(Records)
• • • • •
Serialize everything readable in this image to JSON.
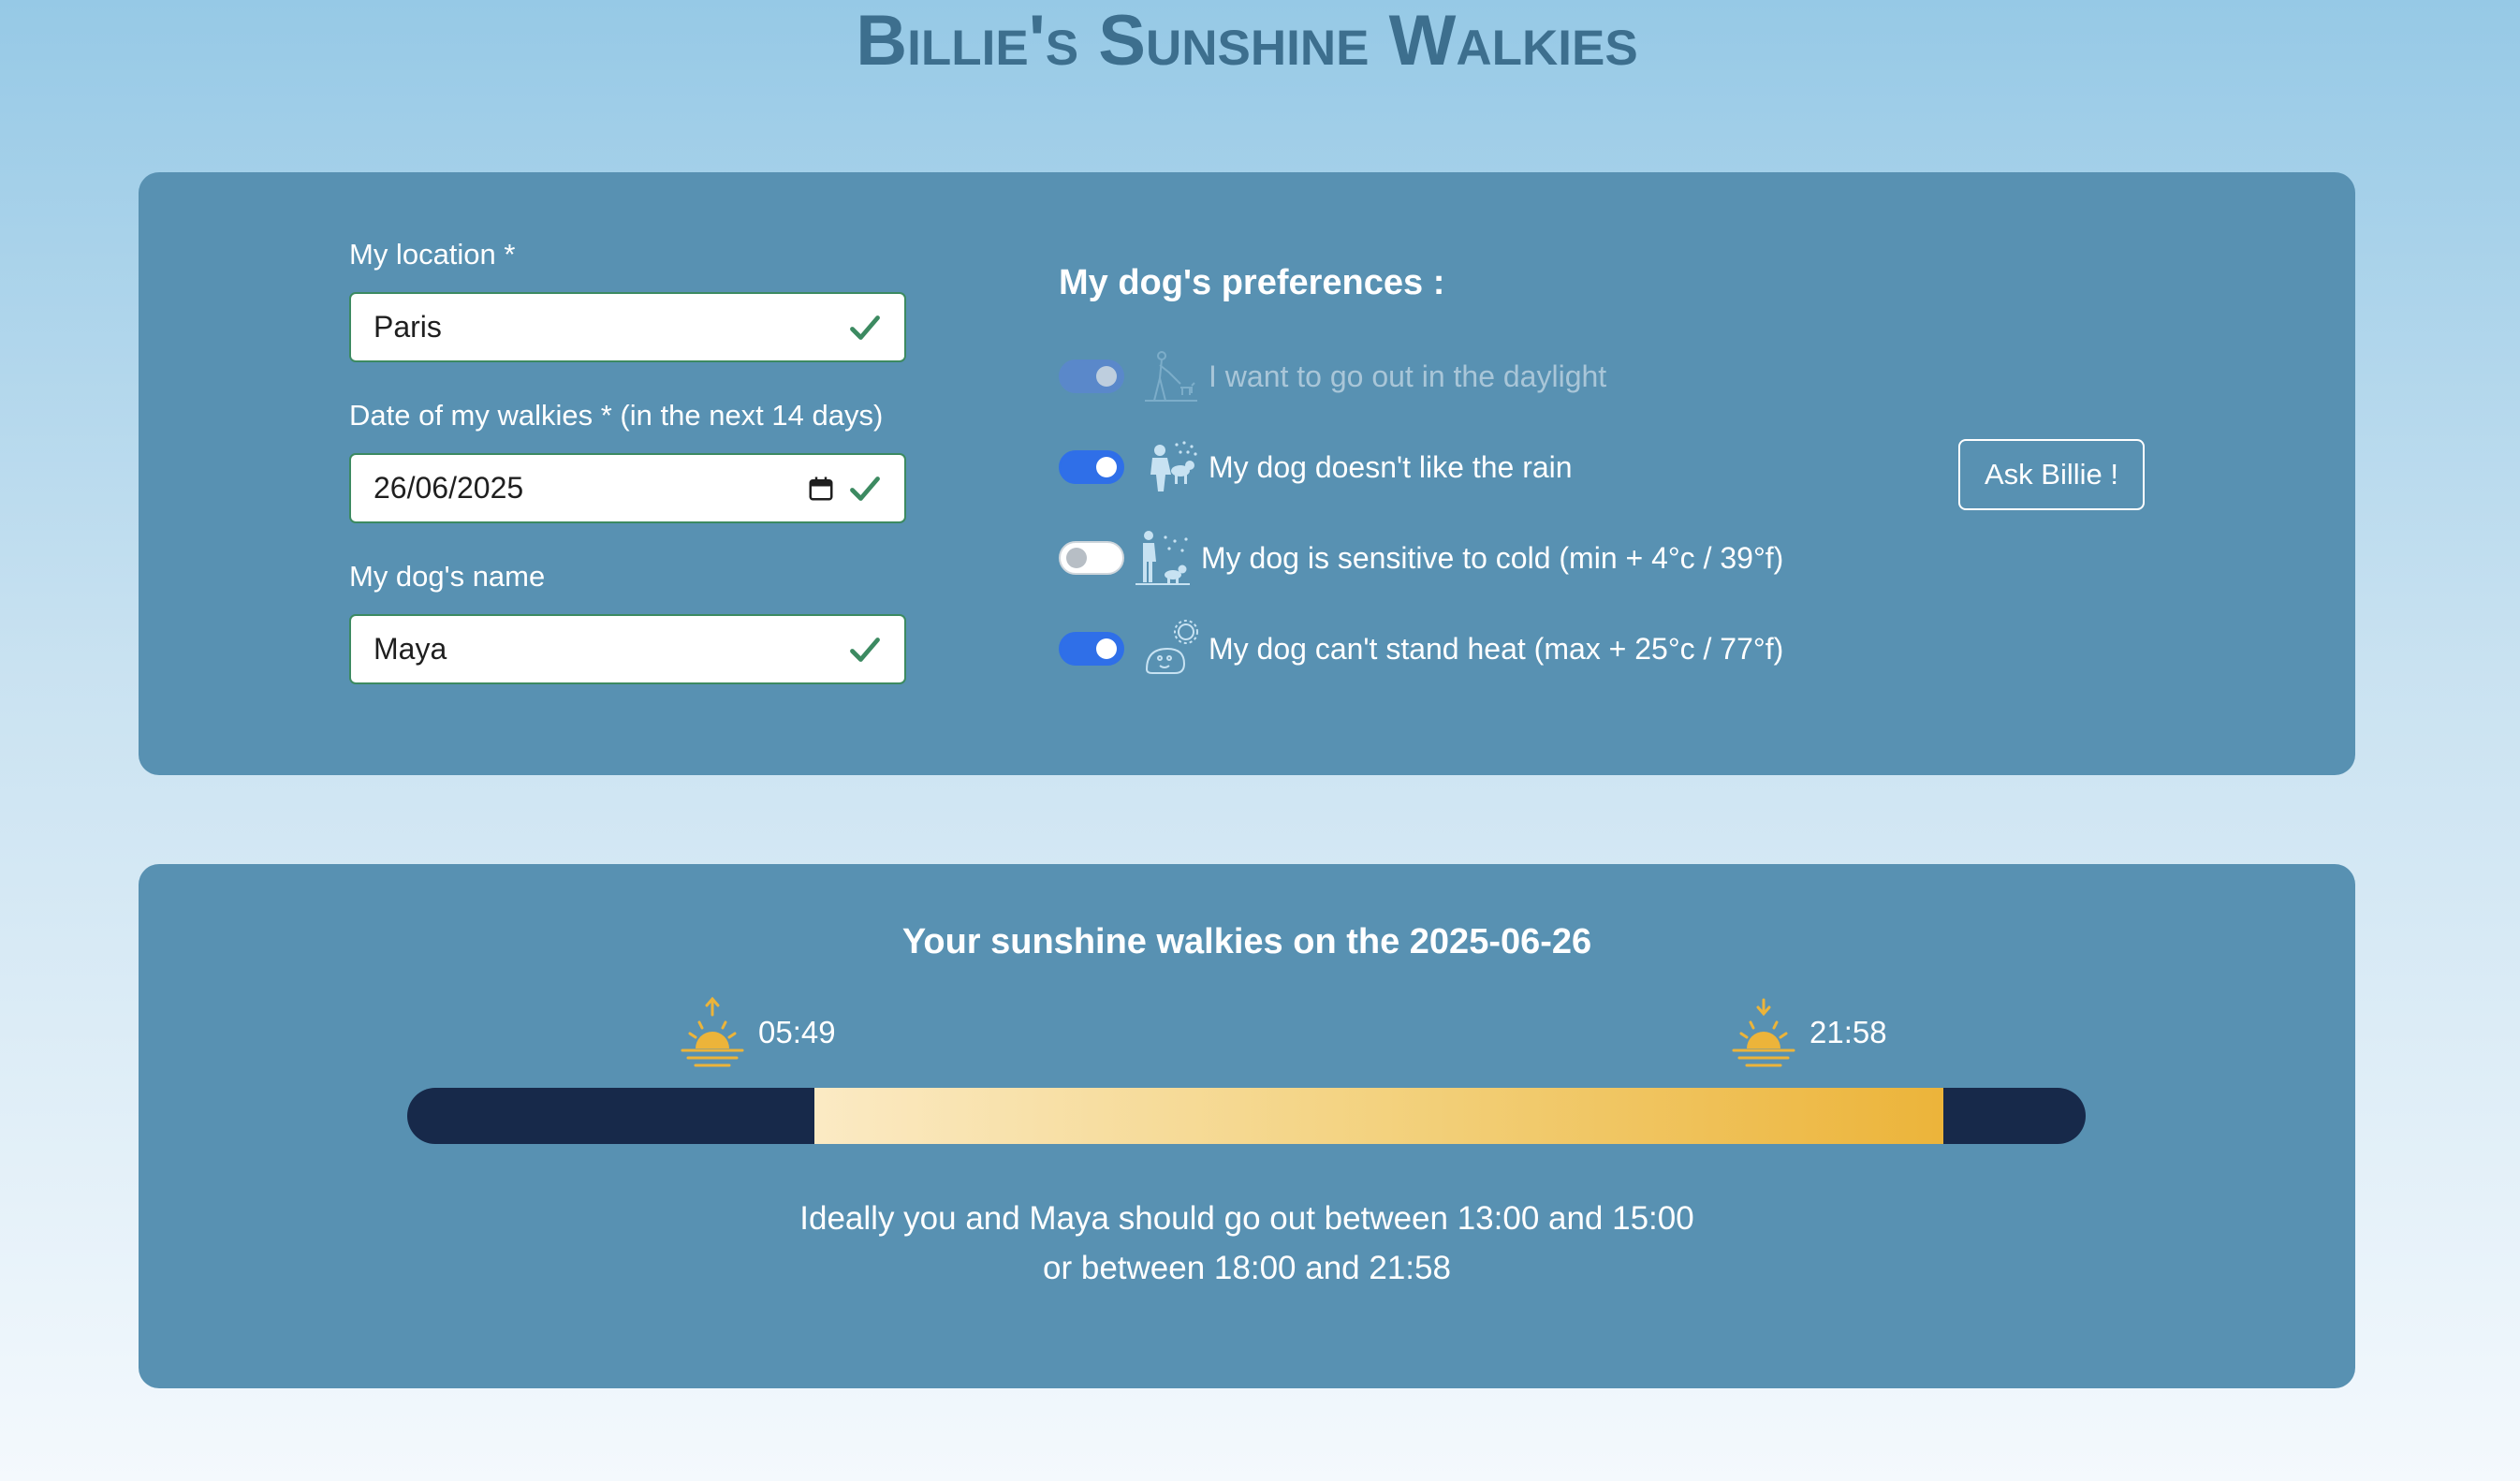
{
  "app": {
    "title": "Billie's Sunshine Walkies"
  },
  "form": {
    "location": {
      "label": "My location *",
      "value": "Paris",
      "valid": true
    },
    "date": {
      "label": "Date of my walkies * (in the next 14 days)",
      "value": "26/06/2025",
      "valid": true
    },
    "dog_name": {
      "label": "My dog's name",
      "value": "Maya",
      "valid": true
    }
  },
  "preferences": {
    "title": "My dog's preferences :",
    "items": [
      {
        "label": "I want to go out in the daylight",
        "checked": true,
        "disabled": true,
        "icon": "person-walking-dog-icon"
      },
      {
        "label": "My dog doesn't like the rain",
        "checked": true,
        "disabled": false,
        "icon": "dog-rain-icon"
      },
      {
        "label": "My dog is sensitive to cold (min + 4°c / 39°f)",
        "checked": false,
        "disabled": false,
        "icon": "dog-cold-icon"
      },
      {
        "label": "My dog can't stand heat (max + 25°c / 77°f)",
        "checked": true,
        "disabled": false,
        "icon": "dog-heat-icon"
      }
    ]
  },
  "ask_button": {
    "label": "Ask Billie !"
  },
  "result": {
    "title": "Your sunshine walkies on the 2025-06-26",
    "sunrise": "05:49",
    "sunset": "21:58",
    "advice_line1": "Ideally you and Maya should go out between 13:00 and 15:00",
    "advice_line2": "or between 18:00 and 21:58"
  },
  "colors": {
    "panel": "#5891b2",
    "title": "#3d6f8e",
    "toggle_on": "#2f6fe8",
    "valid": "#3c8a61",
    "night": "#17294a",
    "sun": "#ecb43a"
  }
}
• • • • •
(SHORT PROBLEM) Write out the data precisely as given, excluding the pictures.

(SOLUTION TO THIS PROBLEM)
Serialize everything readable in this image to JSON.
{
  "app": {
    "title": "Billie's Sunshine Walkies"
  },
  "form": {
    "location": {
      "label": "My location *",
      "value": "Paris",
      "valid": true
    },
    "date": {
      "label": "Date of my walkies * (in the next 14 days)",
      "value": "26/06/2025",
      "valid": true
    },
    "dog_name": {
      "label": "My dog's name",
      "value": "Maya",
      "valid": true
    }
  },
  "preferences": {
    "title": "My dog's preferences :",
    "items": [
      {
        "label": "I want to go out in the daylight",
        "checked": true,
        "disabled": true,
        "icon": "person-walking-dog-icon"
      },
      {
        "label": "My dog doesn't like the rain",
        "checked": true,
        "disabled": false,
        "icon": "dog-rain-icon"
      },
      {
        "label": "My dog is sensitive to cold (min + 4°c / 39°f)",
        "checked": false,
        "disabled": false,
        "icon": "dog-cold-icon"
      },
      {
        "label": "My dog can't stand heat (max + 25°c / 77°f)",
        "checked": true,
        "disabled": false,
        "icon": "dog-heat-icon"
      }
    ]
  },
  "ask_button": {
    "label": "Ask Billie !"
  },
  "result": {
    "title": "Your sunshine walkies on the 2025-06-26",
    "sunrise": "05:49",
    "sunset": "21:58",
    "advice_line1": "Ideally you and Maya should go out between 13:00 and 15:00",
    "advice_line2": "or between 18:00 and 21:58"
  },
  "colors": {
    "panel": "#5891b2",
    "title": "#3d6f8e",
    "toggle_on": "#2f6fe8",
    "valid": "#3c8a61",
    "night": "#17294a",
    "sun": "#ecb43a"
  }
}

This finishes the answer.